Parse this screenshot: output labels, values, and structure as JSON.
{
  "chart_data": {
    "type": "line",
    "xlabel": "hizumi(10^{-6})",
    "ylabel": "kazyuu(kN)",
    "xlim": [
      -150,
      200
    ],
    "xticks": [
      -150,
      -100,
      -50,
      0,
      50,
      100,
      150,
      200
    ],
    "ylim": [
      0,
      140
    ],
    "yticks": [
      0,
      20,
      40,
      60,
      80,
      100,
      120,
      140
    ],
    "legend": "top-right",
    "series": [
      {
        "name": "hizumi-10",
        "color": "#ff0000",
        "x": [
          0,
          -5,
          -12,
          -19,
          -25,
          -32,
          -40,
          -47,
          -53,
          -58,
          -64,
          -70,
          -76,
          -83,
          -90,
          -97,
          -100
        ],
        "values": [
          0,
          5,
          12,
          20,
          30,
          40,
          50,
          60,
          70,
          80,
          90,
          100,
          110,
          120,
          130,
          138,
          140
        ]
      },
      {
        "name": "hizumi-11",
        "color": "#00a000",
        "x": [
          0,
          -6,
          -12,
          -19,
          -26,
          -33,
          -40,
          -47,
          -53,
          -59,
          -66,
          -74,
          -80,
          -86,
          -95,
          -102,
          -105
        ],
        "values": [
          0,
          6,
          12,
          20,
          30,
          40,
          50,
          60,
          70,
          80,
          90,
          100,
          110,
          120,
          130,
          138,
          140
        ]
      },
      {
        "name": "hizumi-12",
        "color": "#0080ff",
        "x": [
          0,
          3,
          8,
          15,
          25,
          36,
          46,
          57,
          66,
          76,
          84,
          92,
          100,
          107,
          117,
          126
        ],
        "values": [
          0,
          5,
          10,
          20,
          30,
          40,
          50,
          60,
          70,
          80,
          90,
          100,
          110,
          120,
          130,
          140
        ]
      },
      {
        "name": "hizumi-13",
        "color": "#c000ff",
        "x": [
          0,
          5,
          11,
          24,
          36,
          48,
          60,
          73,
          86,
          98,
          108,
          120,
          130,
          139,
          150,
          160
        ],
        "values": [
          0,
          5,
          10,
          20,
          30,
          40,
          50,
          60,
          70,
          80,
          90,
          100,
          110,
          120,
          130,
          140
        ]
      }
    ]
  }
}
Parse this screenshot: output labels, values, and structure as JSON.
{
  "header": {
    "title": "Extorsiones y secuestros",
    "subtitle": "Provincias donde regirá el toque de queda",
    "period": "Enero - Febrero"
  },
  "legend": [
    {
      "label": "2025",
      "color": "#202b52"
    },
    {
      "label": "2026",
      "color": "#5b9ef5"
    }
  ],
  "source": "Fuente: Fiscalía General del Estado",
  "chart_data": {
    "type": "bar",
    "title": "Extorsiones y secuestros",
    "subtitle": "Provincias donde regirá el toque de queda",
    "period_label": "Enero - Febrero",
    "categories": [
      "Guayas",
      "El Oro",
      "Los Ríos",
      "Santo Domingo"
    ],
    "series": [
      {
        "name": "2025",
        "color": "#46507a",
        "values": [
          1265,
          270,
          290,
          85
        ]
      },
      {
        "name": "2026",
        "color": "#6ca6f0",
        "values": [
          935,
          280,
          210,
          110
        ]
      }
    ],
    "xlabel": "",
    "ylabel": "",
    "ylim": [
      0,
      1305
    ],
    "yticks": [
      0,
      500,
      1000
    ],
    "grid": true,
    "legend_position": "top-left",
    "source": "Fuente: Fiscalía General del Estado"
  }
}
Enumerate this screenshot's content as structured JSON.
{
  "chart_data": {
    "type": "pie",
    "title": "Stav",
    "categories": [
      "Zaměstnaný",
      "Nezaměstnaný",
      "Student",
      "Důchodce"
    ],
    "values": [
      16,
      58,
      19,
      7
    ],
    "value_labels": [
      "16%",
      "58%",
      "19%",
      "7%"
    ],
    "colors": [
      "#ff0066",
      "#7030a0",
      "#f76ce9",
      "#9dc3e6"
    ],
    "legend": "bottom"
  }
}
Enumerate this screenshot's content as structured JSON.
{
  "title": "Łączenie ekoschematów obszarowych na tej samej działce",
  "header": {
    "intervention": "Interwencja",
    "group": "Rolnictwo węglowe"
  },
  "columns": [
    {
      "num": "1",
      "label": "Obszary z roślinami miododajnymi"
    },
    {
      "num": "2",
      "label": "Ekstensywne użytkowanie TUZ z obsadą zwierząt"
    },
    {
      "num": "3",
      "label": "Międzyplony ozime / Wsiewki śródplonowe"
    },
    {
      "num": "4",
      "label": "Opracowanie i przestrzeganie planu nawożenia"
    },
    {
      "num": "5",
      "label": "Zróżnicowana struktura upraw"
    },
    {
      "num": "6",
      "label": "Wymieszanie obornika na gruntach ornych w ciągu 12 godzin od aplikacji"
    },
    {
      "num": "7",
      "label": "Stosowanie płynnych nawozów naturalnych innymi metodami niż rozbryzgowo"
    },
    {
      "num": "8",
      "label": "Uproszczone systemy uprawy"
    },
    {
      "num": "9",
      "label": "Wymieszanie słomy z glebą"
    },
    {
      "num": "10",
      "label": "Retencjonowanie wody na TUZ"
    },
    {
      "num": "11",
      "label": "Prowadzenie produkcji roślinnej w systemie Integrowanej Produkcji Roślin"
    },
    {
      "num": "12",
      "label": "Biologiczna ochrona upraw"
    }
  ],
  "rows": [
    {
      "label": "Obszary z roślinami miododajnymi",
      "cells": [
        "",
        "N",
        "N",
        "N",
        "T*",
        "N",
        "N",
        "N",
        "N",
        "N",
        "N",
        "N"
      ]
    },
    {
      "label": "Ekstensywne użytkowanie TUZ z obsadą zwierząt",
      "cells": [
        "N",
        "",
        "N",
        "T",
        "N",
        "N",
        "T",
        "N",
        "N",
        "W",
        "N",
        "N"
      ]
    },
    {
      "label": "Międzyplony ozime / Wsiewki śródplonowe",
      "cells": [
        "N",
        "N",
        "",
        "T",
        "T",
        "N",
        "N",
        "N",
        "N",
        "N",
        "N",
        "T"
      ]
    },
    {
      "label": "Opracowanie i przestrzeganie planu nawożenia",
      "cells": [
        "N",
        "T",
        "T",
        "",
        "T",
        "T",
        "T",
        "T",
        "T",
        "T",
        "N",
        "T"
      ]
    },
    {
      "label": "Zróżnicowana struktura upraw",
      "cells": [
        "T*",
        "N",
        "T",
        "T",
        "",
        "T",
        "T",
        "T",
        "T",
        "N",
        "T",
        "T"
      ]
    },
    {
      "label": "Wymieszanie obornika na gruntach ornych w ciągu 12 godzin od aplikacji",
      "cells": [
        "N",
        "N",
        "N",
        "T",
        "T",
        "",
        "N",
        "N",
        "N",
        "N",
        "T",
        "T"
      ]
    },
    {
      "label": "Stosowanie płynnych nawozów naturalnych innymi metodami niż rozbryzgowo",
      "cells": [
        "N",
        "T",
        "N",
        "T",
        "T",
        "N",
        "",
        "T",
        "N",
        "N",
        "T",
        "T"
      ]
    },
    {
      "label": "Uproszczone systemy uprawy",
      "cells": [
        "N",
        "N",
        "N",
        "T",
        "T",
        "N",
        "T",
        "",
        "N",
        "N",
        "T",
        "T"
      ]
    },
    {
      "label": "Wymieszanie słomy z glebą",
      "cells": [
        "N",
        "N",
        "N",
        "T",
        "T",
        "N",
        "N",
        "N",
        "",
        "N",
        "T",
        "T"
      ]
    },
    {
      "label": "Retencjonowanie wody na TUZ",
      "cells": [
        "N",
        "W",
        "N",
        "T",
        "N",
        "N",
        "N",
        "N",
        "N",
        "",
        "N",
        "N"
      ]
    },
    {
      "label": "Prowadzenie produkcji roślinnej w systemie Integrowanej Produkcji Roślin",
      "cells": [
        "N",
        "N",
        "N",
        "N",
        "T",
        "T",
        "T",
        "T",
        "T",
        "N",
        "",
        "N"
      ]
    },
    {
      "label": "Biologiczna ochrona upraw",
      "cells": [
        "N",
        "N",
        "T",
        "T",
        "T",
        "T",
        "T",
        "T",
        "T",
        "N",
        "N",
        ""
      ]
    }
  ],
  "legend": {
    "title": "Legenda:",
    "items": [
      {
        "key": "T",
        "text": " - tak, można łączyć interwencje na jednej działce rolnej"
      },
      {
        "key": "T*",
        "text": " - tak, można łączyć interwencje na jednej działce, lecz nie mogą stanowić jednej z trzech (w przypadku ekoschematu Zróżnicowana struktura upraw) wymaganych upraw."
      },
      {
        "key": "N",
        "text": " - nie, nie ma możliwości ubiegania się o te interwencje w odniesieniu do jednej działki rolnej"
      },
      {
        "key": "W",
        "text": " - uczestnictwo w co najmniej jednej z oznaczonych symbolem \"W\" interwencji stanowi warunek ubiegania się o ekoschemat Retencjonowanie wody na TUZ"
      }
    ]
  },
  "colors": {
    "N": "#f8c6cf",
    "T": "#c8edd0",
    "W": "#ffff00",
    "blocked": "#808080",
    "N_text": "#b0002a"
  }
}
-=-=-=-=-
**Problem details:** Looking at the records above, work out how many lines include the word "obornika", then give that number by itself.

**Task output:** 2